> Given instruction:
Can you set out the items as a numbered list, starting from the first line and going through the line containing "x-tick-label: 125 bbox=[651, 903, 666, 913]", with any blank lines dropped?

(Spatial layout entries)

- - -

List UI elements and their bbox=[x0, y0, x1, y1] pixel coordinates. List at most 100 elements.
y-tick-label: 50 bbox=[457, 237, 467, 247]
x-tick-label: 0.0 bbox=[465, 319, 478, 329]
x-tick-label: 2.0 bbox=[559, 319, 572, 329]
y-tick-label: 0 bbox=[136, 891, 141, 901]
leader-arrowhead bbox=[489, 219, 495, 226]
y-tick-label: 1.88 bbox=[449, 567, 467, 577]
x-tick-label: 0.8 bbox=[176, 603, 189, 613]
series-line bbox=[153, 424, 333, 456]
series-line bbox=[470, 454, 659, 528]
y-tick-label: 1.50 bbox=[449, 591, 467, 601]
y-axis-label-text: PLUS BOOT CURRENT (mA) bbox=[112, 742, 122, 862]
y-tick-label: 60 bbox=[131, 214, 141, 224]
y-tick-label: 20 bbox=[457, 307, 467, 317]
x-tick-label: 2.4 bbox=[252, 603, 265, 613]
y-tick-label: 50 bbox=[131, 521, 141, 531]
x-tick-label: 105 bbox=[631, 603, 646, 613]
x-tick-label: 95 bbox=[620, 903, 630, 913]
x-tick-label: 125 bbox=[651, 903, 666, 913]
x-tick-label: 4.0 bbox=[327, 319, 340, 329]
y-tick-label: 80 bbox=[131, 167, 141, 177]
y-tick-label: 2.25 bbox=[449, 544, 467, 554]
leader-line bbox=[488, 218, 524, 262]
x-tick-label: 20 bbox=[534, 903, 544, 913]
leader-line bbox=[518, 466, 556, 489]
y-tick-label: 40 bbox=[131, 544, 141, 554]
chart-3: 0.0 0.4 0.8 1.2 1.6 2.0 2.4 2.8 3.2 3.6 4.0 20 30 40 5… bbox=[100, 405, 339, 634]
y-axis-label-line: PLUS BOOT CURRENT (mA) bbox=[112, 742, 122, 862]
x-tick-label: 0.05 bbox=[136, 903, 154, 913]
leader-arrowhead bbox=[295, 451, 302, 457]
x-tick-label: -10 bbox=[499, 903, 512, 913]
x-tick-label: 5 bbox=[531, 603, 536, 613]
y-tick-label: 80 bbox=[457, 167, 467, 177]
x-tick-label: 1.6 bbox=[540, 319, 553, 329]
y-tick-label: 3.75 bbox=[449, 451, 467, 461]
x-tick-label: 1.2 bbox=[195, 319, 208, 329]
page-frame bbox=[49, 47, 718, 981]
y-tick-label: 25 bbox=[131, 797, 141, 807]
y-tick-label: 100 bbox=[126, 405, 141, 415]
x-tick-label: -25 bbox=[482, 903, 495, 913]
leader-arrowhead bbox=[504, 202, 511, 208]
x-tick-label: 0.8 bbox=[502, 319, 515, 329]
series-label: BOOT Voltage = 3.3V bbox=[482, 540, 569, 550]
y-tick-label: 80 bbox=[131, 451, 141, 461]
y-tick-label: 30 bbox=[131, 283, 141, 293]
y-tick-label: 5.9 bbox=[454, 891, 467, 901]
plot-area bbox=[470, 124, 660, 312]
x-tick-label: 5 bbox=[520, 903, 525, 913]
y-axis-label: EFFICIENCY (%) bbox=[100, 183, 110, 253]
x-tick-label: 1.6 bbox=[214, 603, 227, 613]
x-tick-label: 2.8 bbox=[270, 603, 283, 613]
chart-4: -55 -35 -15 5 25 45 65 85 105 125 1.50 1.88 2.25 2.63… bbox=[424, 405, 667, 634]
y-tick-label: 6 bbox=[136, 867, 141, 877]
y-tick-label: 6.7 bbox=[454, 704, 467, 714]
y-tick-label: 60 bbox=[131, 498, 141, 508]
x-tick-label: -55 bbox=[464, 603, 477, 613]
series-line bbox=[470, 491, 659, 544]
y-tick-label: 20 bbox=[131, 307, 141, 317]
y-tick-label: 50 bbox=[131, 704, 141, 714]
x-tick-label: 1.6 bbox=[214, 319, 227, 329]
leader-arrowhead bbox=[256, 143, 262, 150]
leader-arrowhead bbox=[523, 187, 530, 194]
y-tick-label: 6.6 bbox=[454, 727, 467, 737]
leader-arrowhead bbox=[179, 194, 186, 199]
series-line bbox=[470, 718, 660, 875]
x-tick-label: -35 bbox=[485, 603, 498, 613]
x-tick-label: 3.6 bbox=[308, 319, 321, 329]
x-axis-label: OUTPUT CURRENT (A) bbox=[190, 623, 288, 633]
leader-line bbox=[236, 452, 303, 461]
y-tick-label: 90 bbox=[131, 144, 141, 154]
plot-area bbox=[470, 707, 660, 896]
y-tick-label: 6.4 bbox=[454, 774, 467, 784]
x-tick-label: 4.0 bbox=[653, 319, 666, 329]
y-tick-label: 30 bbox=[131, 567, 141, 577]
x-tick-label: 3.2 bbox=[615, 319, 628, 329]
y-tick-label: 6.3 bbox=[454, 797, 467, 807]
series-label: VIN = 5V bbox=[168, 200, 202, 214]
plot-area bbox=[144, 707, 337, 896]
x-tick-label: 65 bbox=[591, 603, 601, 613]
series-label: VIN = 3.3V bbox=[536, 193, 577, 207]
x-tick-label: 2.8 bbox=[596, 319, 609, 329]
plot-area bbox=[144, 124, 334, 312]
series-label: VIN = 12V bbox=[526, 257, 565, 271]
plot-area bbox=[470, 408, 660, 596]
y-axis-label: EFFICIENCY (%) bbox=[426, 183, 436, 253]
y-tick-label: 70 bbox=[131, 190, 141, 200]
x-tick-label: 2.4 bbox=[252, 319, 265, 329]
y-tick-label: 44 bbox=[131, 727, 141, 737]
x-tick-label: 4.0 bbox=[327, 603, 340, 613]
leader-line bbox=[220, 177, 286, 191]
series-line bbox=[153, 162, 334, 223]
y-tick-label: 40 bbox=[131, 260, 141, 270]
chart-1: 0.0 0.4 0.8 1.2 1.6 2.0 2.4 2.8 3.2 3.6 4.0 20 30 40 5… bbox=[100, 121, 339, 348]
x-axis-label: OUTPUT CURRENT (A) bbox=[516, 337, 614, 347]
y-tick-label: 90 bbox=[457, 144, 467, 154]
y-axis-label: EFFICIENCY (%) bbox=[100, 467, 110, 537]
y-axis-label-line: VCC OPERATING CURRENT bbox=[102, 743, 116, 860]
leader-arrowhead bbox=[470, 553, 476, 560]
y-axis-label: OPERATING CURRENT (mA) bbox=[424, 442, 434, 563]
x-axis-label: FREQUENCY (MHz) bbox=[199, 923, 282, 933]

- - -

> Solution:
1. List UI elements and their bbox=[x0, y0, x1, y1] pixel coordinates. List at most 100 elements.
2. y-tick-label: 50 bbox=[457, 237, 467, 247]
3. x-tick-label: 0.0 bbox=[465, 319, 478, 329]
4. x-tick-label: 2.0 bbox=[559, 319, 572, 329]
5. y-tick-label: 0 bbox=[136, 891, 141, 901]
6. leader-arrowhead bbox=[489, 219, 495, 226]
7. y-tick-label: 1.88 bbox=[449, 567, 467, 577]
8. x-tick-label: 0.8 bbox=[176, 603, 189, 613]
9. series-line bbox=[153, 424, 333, 456]
10. series-line bbox=[470, 454, 659, 528]
11. y-tick-label: 1.50 bbox=[449, 591, 467, 601]
12. y-axis-label-text: PLUS BOOT CURRENT (mA) bbox=[112, 742, 122, 862]
13. y-tick-label: 60 bbox=[131, 214, 141, 224]
14. y-tick-label: 20 bbox=[457, 307, 467, 317]
15. x-tick-label: 2.4 bbox=[252, 603, 265, 613]
16. y-tick-label: 50 bbox=[131, 521, 141, 531]
17. x-tick-label: 105 bbox=[631, 603, 646, 613]
18. x-tick-label: 95 bbox=[620, 903, 630, 913]
19. x-tick-label: 125 bbox=[651, 903, 666, 913]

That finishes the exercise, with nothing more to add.